INPUT RECORDS ::
______
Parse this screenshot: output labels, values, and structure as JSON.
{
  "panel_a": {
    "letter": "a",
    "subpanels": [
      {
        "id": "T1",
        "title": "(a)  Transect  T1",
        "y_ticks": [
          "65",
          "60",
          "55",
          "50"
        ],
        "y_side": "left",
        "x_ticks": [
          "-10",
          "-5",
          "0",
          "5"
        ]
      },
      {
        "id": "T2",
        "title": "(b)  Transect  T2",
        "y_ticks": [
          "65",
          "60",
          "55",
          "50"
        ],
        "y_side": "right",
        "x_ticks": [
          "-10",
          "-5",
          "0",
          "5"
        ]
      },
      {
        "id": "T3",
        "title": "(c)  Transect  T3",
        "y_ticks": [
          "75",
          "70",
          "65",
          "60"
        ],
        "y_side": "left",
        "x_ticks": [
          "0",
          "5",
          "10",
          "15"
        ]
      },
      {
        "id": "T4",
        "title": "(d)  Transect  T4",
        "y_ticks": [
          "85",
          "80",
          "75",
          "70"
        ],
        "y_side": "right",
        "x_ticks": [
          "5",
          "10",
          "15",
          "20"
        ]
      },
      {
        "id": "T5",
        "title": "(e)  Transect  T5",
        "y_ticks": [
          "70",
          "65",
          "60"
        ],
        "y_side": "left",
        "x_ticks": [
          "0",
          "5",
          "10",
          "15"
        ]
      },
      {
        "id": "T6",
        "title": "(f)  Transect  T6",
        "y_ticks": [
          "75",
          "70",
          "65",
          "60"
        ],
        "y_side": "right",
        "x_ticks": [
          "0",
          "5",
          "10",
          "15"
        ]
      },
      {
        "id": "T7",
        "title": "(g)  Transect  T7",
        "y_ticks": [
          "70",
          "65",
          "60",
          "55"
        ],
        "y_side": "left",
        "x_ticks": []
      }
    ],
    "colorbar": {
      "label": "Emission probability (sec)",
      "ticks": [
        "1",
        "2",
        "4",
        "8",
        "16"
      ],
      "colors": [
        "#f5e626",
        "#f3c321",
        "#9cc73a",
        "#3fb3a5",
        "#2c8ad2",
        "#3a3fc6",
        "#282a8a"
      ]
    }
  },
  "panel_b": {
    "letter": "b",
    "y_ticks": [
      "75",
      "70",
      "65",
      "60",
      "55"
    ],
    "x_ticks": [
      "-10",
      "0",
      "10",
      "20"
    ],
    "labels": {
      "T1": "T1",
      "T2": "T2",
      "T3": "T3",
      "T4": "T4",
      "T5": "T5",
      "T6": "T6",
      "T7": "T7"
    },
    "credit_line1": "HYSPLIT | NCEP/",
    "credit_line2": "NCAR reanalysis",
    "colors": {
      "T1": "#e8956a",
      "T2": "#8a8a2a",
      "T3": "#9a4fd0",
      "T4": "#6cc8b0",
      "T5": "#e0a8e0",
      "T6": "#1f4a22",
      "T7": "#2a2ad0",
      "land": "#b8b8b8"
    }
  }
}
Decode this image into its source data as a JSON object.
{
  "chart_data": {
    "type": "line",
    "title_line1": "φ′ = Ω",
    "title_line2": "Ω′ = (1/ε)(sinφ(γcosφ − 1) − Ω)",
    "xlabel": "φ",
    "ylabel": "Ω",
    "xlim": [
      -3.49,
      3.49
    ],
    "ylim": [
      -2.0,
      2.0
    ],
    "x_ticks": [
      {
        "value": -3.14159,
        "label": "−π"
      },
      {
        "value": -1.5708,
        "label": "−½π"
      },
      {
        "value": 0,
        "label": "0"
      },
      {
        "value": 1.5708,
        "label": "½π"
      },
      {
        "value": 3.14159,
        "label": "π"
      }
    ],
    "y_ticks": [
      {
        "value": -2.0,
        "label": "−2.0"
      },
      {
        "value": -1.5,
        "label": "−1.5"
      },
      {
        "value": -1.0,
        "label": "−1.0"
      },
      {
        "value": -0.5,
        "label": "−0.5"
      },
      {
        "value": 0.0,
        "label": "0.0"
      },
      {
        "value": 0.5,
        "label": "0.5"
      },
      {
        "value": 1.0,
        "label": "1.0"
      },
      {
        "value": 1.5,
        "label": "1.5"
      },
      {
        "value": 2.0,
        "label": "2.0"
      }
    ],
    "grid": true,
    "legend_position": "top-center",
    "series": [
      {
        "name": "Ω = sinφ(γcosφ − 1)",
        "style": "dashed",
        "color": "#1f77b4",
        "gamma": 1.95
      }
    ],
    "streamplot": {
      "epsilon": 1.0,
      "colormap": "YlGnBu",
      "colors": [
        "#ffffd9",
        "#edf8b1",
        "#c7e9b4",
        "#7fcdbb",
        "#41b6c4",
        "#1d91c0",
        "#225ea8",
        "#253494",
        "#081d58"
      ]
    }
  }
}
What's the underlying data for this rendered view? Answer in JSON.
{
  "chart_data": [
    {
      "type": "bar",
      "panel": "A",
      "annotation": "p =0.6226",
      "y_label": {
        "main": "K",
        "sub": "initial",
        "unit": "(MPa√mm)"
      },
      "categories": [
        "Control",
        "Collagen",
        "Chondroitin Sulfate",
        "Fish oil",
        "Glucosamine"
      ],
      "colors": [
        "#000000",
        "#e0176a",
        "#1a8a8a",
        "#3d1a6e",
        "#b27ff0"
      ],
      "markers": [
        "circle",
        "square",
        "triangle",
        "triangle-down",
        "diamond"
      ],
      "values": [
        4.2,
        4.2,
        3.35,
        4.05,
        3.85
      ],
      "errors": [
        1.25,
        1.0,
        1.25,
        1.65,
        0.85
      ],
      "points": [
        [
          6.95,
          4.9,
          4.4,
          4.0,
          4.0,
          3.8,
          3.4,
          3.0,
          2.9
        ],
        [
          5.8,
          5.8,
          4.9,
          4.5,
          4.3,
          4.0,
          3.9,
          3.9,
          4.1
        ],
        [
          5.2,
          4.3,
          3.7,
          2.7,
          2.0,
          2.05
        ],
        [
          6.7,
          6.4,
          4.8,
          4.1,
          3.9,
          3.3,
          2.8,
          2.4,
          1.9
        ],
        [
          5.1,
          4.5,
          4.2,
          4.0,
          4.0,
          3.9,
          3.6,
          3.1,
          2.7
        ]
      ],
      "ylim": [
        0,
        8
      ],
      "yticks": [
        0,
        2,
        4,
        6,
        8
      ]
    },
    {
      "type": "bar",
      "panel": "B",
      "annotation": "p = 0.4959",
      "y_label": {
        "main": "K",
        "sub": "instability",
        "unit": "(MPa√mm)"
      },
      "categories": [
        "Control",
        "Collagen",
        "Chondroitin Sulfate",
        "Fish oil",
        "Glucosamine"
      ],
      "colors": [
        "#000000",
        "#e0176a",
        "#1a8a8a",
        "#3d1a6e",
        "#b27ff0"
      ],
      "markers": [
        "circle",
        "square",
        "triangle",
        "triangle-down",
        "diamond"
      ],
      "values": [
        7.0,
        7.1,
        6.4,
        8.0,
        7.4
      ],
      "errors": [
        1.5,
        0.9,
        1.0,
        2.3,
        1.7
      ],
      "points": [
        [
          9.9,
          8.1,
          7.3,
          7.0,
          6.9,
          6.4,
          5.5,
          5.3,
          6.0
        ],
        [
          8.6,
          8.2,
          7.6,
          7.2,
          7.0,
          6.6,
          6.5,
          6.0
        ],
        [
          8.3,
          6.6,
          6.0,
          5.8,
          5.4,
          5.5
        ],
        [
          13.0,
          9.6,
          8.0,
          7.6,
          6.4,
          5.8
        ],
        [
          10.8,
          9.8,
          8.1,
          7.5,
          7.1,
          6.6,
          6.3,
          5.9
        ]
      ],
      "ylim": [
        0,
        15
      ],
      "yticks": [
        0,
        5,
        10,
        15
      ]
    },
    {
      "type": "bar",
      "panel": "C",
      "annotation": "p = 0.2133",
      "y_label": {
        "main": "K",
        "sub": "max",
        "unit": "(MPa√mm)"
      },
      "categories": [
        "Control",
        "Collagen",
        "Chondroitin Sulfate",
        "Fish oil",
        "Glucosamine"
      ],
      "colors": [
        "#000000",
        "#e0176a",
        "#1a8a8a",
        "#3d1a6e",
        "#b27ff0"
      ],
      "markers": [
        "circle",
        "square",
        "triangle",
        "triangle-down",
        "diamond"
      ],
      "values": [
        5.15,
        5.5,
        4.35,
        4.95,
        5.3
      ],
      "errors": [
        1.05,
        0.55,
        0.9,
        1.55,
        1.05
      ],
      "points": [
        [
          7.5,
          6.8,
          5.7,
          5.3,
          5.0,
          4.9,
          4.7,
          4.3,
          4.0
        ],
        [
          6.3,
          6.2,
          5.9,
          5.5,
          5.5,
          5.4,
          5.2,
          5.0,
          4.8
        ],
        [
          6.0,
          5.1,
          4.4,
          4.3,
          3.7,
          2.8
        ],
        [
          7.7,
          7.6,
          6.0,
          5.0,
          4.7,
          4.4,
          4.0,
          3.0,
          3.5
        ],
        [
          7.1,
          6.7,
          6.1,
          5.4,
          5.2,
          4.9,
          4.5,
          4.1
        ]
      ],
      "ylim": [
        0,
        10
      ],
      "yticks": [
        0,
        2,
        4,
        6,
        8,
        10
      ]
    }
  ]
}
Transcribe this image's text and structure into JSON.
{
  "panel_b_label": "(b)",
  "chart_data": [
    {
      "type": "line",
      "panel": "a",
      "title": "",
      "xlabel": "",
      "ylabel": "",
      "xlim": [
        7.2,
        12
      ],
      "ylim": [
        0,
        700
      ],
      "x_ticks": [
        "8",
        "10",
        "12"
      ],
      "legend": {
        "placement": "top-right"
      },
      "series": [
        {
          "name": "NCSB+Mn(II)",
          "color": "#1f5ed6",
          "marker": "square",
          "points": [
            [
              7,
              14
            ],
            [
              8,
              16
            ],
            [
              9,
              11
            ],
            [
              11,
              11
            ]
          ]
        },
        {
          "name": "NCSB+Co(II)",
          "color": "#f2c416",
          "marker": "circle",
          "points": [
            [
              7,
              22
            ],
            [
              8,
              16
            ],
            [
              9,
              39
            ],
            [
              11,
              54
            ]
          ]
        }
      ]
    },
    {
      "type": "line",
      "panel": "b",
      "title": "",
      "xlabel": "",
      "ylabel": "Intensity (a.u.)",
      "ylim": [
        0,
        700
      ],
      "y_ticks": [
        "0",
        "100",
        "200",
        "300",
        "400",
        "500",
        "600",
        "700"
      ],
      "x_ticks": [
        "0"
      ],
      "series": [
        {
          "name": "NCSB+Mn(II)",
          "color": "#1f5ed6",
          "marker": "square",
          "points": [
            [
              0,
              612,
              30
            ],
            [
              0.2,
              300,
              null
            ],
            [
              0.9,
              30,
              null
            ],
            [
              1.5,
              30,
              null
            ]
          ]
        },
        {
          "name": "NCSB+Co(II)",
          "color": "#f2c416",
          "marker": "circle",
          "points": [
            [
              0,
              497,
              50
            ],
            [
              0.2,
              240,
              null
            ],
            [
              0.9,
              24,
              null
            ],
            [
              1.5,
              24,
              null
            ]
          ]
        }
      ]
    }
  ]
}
______
DIRECTIVE :: Select all lines with the word "labels" from the entries above.

EXPECTED ANSWER ::
Parse this screenshot: output labels, values, and structure as JSON.
    "labels": {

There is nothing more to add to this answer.